» **The problem**
Repeat the material verbatim. Images are excluded from the copy.

★ ★ ★ ★

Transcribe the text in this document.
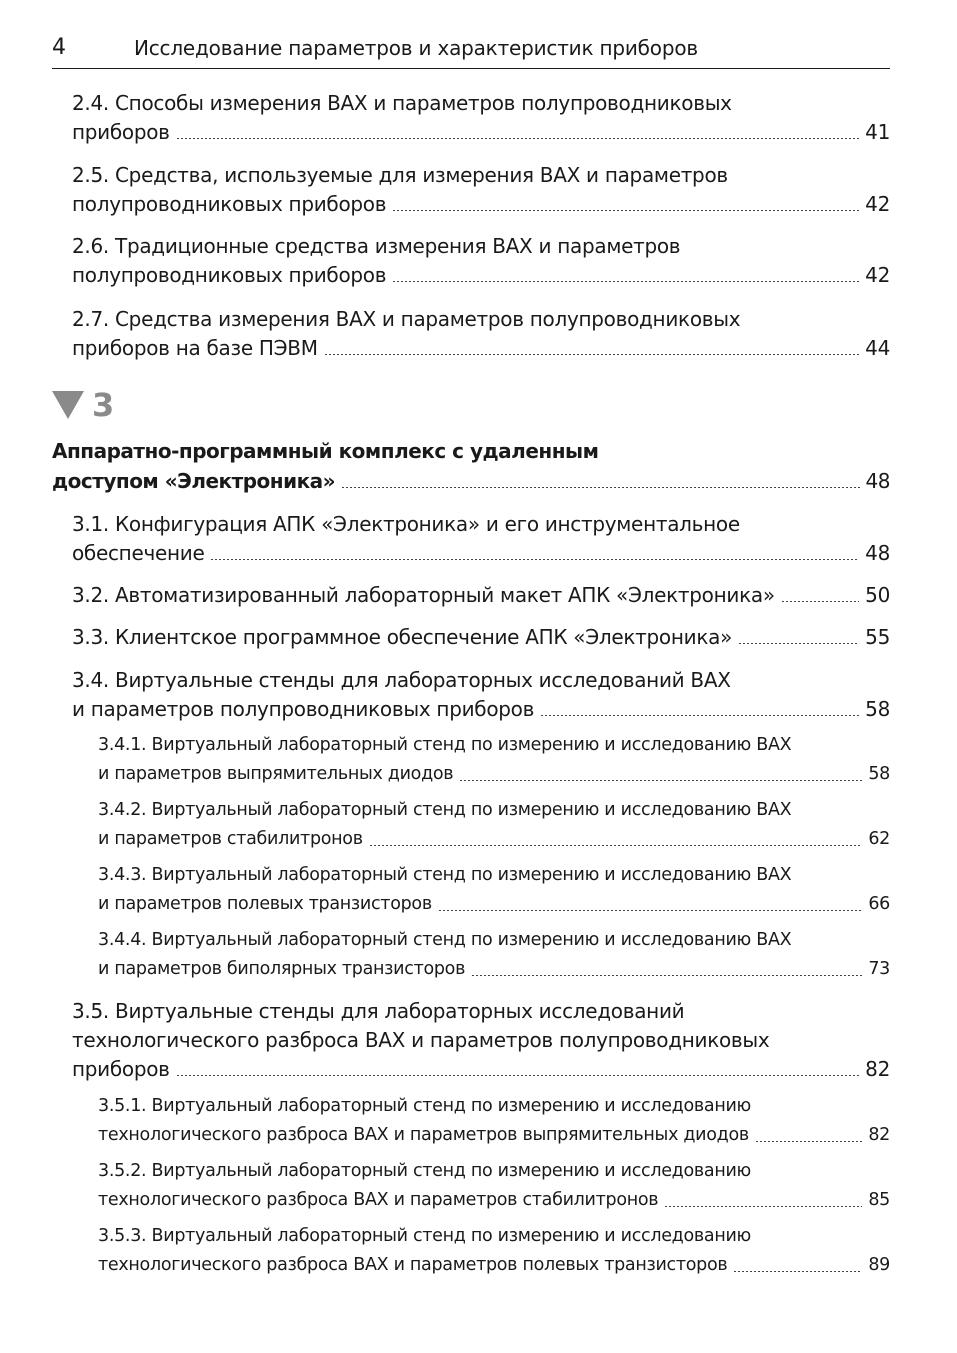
4	Исследование параметров и характеристик приборов
2.4. Способы измерения ВАХ и параметров полупроводниковых
приборов	41
2.5. Средства, используемые для измерения ВАХ и параметров
полупроводниковых приборов	42
2.6. Традиционные средства измерения ВАХ и параметров
полупроводниковых приборов	42
2.7. Средства измерения ВАХ и параметров полупроводниковых
приборов на базе ПЭВМ	44
3
Аппаратно-программный комплекс с удаленным
доступом «Электроника»	48
3.1. Конфигурация АПК «Электроника» и его инструментальное
обеспечение	48
3.2. Автоматизированный лабораторный макет АПК «Электроника»	50
3.3. Клиентское программное обеспечение АПК «Электроника»	55
3.4. Виртуальные стенды для лабораторных исследований ВАХ
и параметров полупроводниковых приборов	58
3.4.1. Виртуальный лабораторный стенд по измерению и исследованию ВАХ
и параметров выпрямительных диодов	58
3.4.2. Виртуальный лабораторный стенд по измерению и исследованию ВАХ
и параметров стабилитронов	62
3.4.3. Виртуальный лабораторный стенд по измерению и исследованию ВАХ
и параметров полевых транзисторов	66
3.4.4. Виртуальный лабораторный стенд по измерению и исследованию ВАХ
и параметров биполярных транзисторов	73
3.5. Виртуальные стенды для лабораторных исследований
технологического разброса ВАХ и параметров полупроводниковых
приборов	82
3.5.1. Виртуальный лабораторный стенд по измерению и исследованию
технологического разброса ВАХ и параметров выпрямительных диодов	82
3.5.2. Виртуальный лабораторный стенд по измерению и исследованию
технологического разброса ВАХ и параметров стабилитронов	85
3.5.3. Виртуальный лабораторный стенд по измерению и исследованию
технологического разброса ВАХ и параметров полевых транзисторов	89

★ ★ ★ ★

» **The solution**
Transcribe the text in this document.
4	Исследование параметров и характеристик приборов
2.4. Способы измерения ВАХ и параметров полупроводниковых
приборов	41
2.5. Средства, используемые для измерения ВАХ и параметров
полупроводниковых приборов	42
2.6. Традиционные средства измерения ВАХ и параметров
полупроводниковых приборов	42
2.7. Средства измерения ВАХ и параметров полупроводниковых
приборов на базе ПЭВМ	44
3
Аппаратно-программный комплекс с удаленным
доступом «Электроника»	48
3.1. Конфигурация АПК «Электроника» и его инструментальное
обеспечение	48
3.2. Автоматизированный лабораторный макет АПК «Электроника»	50
3.3. Клиентское программное обеспечение АПК «Электроника»	55
3.4. Виртуальные стенды для лабораторных исследований ВАХ
и параметров полупроводниковых приборов	58
3.4.1. Виртуальный лабораторный стенд по измерению и исследованию ВАХ
и параметров выпрямительных диодов	58
3.4.2. Виртуальный лабораторный стенд по измерению и исследованию ВАХ
и параметров стабилитронов	62
3.4.3. Виртуальный лабораторный стенд по измерению и исследованию ВАХ
и параметров полевых транзисторов	66
3.4.4. Виртуальный лабораторный стенд по измерению и исследованию ВАХ
и параметров биполярных транзисторов	73
3.5. Виртуальные стенды для лабораторных исследований
технологического разброса ВАХ и параметров полупроводниковых
приборов	82
3.5.1. Виртуальный лабораторный стенд по измерению и исследованию
технологического разброса ВАХ и параметров выпрямительных диодов	82
3.5.2. Виртуальный лабораторный стенд по измерению и исследованию
технологического разброса ВАХ и параметров стабилитронов	85
3.5.3. Виртуальный лабораторный стенд по измерению и исследованию
технологического разброса ВАХ и параметров полевых транзисторов	89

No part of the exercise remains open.